# Start of DATA

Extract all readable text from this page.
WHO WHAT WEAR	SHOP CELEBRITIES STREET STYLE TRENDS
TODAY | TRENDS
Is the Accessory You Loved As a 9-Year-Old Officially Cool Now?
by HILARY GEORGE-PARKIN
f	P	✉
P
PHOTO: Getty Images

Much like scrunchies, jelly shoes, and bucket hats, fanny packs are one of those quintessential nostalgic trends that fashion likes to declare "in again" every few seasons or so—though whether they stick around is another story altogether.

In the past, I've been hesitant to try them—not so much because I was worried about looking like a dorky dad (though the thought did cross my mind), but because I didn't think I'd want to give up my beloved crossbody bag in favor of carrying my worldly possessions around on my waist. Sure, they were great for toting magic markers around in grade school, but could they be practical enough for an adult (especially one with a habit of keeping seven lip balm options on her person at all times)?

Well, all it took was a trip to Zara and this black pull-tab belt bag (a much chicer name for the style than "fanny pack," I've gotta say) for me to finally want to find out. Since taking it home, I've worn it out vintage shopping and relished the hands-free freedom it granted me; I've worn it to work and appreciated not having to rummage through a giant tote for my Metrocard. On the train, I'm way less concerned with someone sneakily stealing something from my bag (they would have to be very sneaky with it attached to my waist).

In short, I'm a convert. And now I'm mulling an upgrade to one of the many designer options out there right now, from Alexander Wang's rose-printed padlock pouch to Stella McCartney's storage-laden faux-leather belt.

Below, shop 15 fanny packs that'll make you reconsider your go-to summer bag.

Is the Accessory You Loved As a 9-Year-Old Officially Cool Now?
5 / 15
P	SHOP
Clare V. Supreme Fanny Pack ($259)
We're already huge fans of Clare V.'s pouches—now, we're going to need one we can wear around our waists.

# End of DATA

_WHAT YOU HAVE TO DO:_ Write the listing out again, exactly as it reads.

_SOLVED PROBLEM:_
Extract all readable text from this page.
WHO WHAT WEAR	SHOP CELEBRITIES STREET STYLE TRENDS
TODAY | TRENDS
Is the Accessory You Loved As a 9-Year-Old Officially Cool Now?
by HILARY GEORGE-PARKIN
f	P	✉
P
PHOTO: Getty Images

Much like scrunchies, jelly shoes, and bucket hats, fanny packs are one of those quintessential nostalgic trends that fashion likes to declare "in again" every few seasons or so—though whether they stick around is another story altogether.

In the past, I've been hesitant to try them—not so much because I was worried about looking like a dorky dad (though the thought did cross my mind), but because I didn't think I'd want to give up my beloved crossbody bag in favor of carrying my worldly possessions around on my waist. Sure, they were great for toting magic markers around in grade school, but could they be practical enough for an adult (especially one with a habit of keeping seven lip balm options on her person at all times)?

Well, all it took was a trip to Zara and this black pull-tab belt bag (a much chicer name for the style than "fanny pack," I've gotta say) for me to finally want to find out. Since taking it home, I've worn it out vintage shopping and relished the hands-free freedom it granted me; I've worn it to work and appreciated not having to rummage through a giant tote for my Metrocard. On the train, I'm way less concerned with someone sneakily stealing something from my bag (they would have to be very sneaky with it attached to my waist).

In short, I'm a convert. And now I'm mulling an upgrade to one of the many designer options out there right now, from Alexander Wang's rose-printed padlock pouch to Stella McCartney's storage-laden faux-leather belt.

Below, shop 15 fanny packs that'll make you reconsider your go-to summer bag.

Is the Accessory You Loved As a 9-Year-Old Officially Cool Now?
5 / 15
P	SHOP
Clare V. Supreme Fanny Pack ($259)
We're already huge fans of Clare V.'s pouches—now, we're going to need one we can wear around our waists.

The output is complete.